== Available records ==

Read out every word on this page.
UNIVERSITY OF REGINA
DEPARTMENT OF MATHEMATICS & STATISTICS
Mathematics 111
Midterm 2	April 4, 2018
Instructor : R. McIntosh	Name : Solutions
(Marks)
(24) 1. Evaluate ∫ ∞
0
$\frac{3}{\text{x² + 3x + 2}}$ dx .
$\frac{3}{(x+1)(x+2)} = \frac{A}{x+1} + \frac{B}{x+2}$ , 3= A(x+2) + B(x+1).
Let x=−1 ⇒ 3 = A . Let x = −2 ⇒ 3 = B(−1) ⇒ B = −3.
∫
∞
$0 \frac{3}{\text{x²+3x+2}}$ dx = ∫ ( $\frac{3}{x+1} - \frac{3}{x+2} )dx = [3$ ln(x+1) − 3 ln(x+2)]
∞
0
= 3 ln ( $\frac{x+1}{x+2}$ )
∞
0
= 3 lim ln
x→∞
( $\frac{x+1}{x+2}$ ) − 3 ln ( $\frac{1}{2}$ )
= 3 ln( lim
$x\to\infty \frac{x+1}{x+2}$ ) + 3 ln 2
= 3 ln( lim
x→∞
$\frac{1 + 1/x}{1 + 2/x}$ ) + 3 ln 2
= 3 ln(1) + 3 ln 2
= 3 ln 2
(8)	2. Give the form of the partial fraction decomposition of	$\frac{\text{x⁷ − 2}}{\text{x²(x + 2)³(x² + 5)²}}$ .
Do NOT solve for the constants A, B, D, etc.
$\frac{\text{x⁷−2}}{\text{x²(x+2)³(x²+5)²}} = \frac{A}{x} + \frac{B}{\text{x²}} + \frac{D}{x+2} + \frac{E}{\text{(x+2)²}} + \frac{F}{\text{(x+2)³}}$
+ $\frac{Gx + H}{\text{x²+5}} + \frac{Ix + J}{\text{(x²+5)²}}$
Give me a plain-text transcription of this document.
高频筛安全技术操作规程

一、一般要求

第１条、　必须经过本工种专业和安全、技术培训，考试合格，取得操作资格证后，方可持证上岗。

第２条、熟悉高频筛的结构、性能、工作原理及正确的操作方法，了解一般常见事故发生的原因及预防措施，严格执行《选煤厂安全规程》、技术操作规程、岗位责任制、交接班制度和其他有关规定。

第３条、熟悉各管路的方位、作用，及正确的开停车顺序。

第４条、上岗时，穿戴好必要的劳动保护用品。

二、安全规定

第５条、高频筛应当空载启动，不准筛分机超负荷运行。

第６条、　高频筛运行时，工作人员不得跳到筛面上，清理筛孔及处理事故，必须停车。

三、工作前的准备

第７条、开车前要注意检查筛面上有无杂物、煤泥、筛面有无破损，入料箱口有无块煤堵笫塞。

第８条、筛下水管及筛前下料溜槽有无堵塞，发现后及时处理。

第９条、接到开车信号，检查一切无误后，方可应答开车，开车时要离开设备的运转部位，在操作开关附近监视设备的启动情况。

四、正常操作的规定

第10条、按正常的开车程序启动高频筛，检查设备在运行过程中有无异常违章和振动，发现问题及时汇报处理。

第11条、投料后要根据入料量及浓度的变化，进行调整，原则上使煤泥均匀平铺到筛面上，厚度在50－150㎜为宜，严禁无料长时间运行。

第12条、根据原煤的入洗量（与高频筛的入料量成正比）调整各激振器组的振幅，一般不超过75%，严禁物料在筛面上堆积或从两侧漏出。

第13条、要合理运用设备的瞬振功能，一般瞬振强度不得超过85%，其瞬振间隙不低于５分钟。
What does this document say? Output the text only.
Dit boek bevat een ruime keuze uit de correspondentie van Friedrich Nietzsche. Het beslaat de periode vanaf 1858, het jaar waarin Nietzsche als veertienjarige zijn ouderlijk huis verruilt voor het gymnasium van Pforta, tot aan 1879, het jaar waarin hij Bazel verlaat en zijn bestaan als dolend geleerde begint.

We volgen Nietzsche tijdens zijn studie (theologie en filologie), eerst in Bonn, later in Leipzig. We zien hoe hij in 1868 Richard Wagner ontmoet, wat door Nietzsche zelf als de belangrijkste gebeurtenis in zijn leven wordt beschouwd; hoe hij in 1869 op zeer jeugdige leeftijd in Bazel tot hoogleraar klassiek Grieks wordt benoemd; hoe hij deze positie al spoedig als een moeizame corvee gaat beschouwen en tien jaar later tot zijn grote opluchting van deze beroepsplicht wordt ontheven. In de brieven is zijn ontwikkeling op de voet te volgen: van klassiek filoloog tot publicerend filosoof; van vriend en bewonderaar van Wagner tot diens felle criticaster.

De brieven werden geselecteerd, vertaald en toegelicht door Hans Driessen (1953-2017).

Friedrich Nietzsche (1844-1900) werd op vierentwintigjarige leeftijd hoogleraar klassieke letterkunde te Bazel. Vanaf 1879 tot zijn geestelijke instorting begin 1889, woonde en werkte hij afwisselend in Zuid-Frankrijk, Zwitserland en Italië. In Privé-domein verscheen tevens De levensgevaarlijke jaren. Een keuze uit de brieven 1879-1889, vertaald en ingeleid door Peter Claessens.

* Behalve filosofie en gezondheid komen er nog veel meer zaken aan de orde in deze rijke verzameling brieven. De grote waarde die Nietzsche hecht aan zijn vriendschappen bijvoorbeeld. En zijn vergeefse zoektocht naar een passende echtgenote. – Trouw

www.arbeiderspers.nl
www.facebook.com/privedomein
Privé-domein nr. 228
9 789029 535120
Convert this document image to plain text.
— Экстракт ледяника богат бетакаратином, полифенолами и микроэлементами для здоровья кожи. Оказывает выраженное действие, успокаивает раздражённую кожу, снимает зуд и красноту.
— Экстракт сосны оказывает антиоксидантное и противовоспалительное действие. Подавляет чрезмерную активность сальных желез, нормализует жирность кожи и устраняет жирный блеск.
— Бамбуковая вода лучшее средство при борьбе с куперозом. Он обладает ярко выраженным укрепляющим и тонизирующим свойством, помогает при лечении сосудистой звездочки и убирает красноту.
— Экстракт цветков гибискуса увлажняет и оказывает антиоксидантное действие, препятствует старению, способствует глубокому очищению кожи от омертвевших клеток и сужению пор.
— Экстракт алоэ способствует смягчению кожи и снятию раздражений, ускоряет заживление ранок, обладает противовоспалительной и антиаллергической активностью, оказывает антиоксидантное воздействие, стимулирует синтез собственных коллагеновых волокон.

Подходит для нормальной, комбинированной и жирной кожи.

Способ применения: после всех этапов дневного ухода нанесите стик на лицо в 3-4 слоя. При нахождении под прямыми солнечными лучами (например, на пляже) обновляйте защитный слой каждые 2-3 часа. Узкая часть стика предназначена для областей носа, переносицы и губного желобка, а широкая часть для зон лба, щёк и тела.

===

_Given request_
Extract all the material, leaving every line as it is.

_Correct result_
Read out every word on this page.
UNIVERSITY OF REGINA
DEPARTMENT OF MATHEMATICS & STATISTICS
Mathematics 111
Midterm 2	April 4, 2018
Instructor : R. McIntosh	Name : Solutions
(Marks)
(24) 1. Evaluate ∫ ∞
0
$\frac{3}{\text{x² + 3x + 2}}$ dx .
$\frac{3}{(x+1)(x+2)} = \frac{A}{x+1} + \frac{B}{x+2}$ , 3= A(x+2) + B(x+1).
Let x=−1 ⇒ 3 = A . Let x = −2 ⇒ 3 = B(−1) ⇒ B = −3.
∫
∞
$0 \frac{3}{\text{x²+3x+2}}$ dx = ∫ ( $\frac{3}{x+1} - \frac{3}{x+2} )dx = [3$ ln(x+1) − 3 ln(x+2)]
∞
0
= 3 ln ( $\frac{x+1}{x+2}$ )
∞
0
= 3 lim ln
x→∞
( $\frac{x+1}{x+2}$ ) − 3 ln ( $\frac{1}{2}$ )
= 3 ln( lim
$x\to\infty \frac{x+1}{x+2}$ ) + 3 ln 2
= 3 ln( lim
x→∞
$\frac{1 + 1/x}{1 + 2/x}$ ) + 3 ln 2
= 3 ln(1) + 3 ln 2
= 3 ln 2
(8)	2. Give the form of the partial fraction decomposition of	$\frac{\text{x⁷ − 2}}{\text{x²(x + 2)³(x² + 5)²}}$ .
Do NOT solve for the constants A, B, D, etc.
$\frac{\text{x⁷−2}}{\text{x²(x+2)³(x²+5)²}} = \frac{A}{x} + \frac{B}{\text{x²}} + \frac{D}{x+2} + \frac{E}{\text{(x+2)²}} + \frac{F}{\text{(x+2)³}}$
+ $\frac{Gx + H}{\text{x²+5}} + \frac{Ix + J}{\text{(x²+5)²}}$
Give me a plain-text transcription of this document.
高频筛安全技术操作规程

一、一般要求

第１条、　必须经过本工种专业和安全、技术培训，考试合格，取得操作资格证后，方可持证上岗。

第２条、熟悉高频筛的结构、性能、工作原理及正确的操作方法，了解一般常见事故发生的原因及预防措施，严格执行《选煤厂安全规程》、技术操作规程、岗位责任制、交接班制度和其他有关规定。

第３条、熟悉各管路的方位、作用，及正确的开停车顺序。

第４条、上岗时，穿戴好必要的劳动保护用品。

二、安全规定

第５条、高频筛应当空载启动，不准筛分机超负荷运行。

第６条、　高频筛运行时，工作人员不得跳到筛面上，清理筛孔及处理事故，必须停车。

三、工作前的准备

第７条、开车前要注意检查筛面上有无杂物、煤泥、筛面有无破损，入料箱口有无块煤堵笫塞。

第８条、筛下水管及筛前下料溜槽有无堵塞，发现后及时处理。

第９条、接到开车信号，检查一切无误后，方可应答开车，开车时要离开设备的运转部位，在操作开关附近监视设备的启动情况。

四、正常操作的规定

第10条、按正常的开车程序启动高频筛，检查设备在运行过程中有无异常违章和振动，发现问题及时汇报处理。

第11条、投料后要根据入料量及浓度的变化，进行调整，原则上使煤泥均匀平铺到筛面上，厚度在50－150㎜为宜，严禁无料长时间运行。

第12条、根据原煤的入洗量（与高频筛的入料量成正比）调整各激振器组的振幅，一般不超过75%，严禁物料在筛面上堆积或从两侧漏出。

第13条、要合理运用设备的瞬振功能，一般瞬振强度不得超过85%，其瞬振间隙不低于５分钟。
What does this document say? Output the text only.
Dit boek bevat een ruime keuze uit de correspondentie van Friedrich Nietzsche. Het beslaat de periode vanaf 1858, het jaar waarin Nietzsche als veertienjarige zijn ouderlijk huis verruilt voor het gymnasium van Pforta, tot aan 1879, het jaar waarin hij Bazel verlaat en zijn bestaan als dolend geleerde begint.

We volgen Nietzsche tijdens zijn studie (theologie en filologie), eerst in Bonn, later in Leipzig. We zien hoe hij in 1868 Richard Wagner ontmoet, wat door Nietzsche zelf als de belangrijkste gebeurtenis in zijn leven wordt beschouwd; hoe hij in 1869 op zeer jeugdige leeftijd in Bazel tot hoogleraar klassiek Grieks wordt benoemd; hoe hij deze positie al spoedig als een moeizame corvee gaat beschouwen en tien jaar later tot zijn grote opluchting van deze beroepsplicht wordt ontheven. In de brieven is zijn ontwikkeling op de voet te volgen: van klassiek filoloog tot publicerend filosoof; van vriend en bewonderaar van Wagner tot diens felle criticaster.

De brieven werden geselecteerd, vertaald en toegelicht door Hans Driessen (1953-2017).

Friedrich Nietzsche (1844-1900) werd op vierentwintigjarige leeftijd hoogleraar klassieke letterkunde te Bazel. Vanaf 1879 tot zijn geestelijke instorting begin 1889, woonde en werkte hij afwisselend in Zuid-Frankrijk, Zwitserland en Italië. In Privé-domein verscheen tevens De levensgevaarlijke jaren. Een keuze uit de brieven 1879-1889, vertaald en ingeleid door Peter Claessens.

* Behalve filosofie en gezondheid komen er nog veel meer zaken aan de orde in deze rijke verzameling brieven. De grote waarde die Nietzsche hecht aan zijn vriendschappen bijvoorbeeld. En zijn vergeefse zoektocht naar een passende echtgenote. – Trouw

www.arbeiderspers.nl
www.facebook.com/privedomein
Privé-domein nr. 228
9 789029 535120
Convert this document image to plain text.
— Экстракт ледяника богат бетакаратином, полифенолами и микроэлементами для здоровья кожи. Оказывает выраженное действие, успокаивает раздражённую кожу, снимает зуд и красноту.
— Экстракт сосны оказывает антиоксидантное и противовоспалительное действие. Подавляет чрезмерную активность сальных желез, нормализует жирность кожи и устраняет жирный блеск.
— Бамбуковая вода лучшее средство при борьбе с куперозом. Он обладает ярко выраженным укрепляющим и тонизирующим свойством, помогает при лечении сосудистой звездочки и убирает красноту.
— Экстракт цветков гибискуса увлажняет и оказывает антиоксидантное действие, препятствует старению, способствует глубокому очищению кожи от омертвевших клеток и сужению пор.
— Экстракт алоэ способствует смягчению кожи и снятию раздражений, ускоряет заживление ранок, обладает противовоспалительной и антиаллергической активностью, оказывает антиоксидантное воздействие, стимулирует синтез собственных коллагеновых волокон.

Подходит для нормальной, комбинированной и жирной кожи.

Способ применения: после всех этапов дневного ухода нанесите стик на лицо в 3-4 слоя. При нахождении под прямыми солнечными лучами (например, на пляже) обновляйте защитный слой каждые 2-3 часа. Узкая часть стика предназначена для областей носа, переносицы и губного желобка, а широкая часть для зон лба, щёк и тела.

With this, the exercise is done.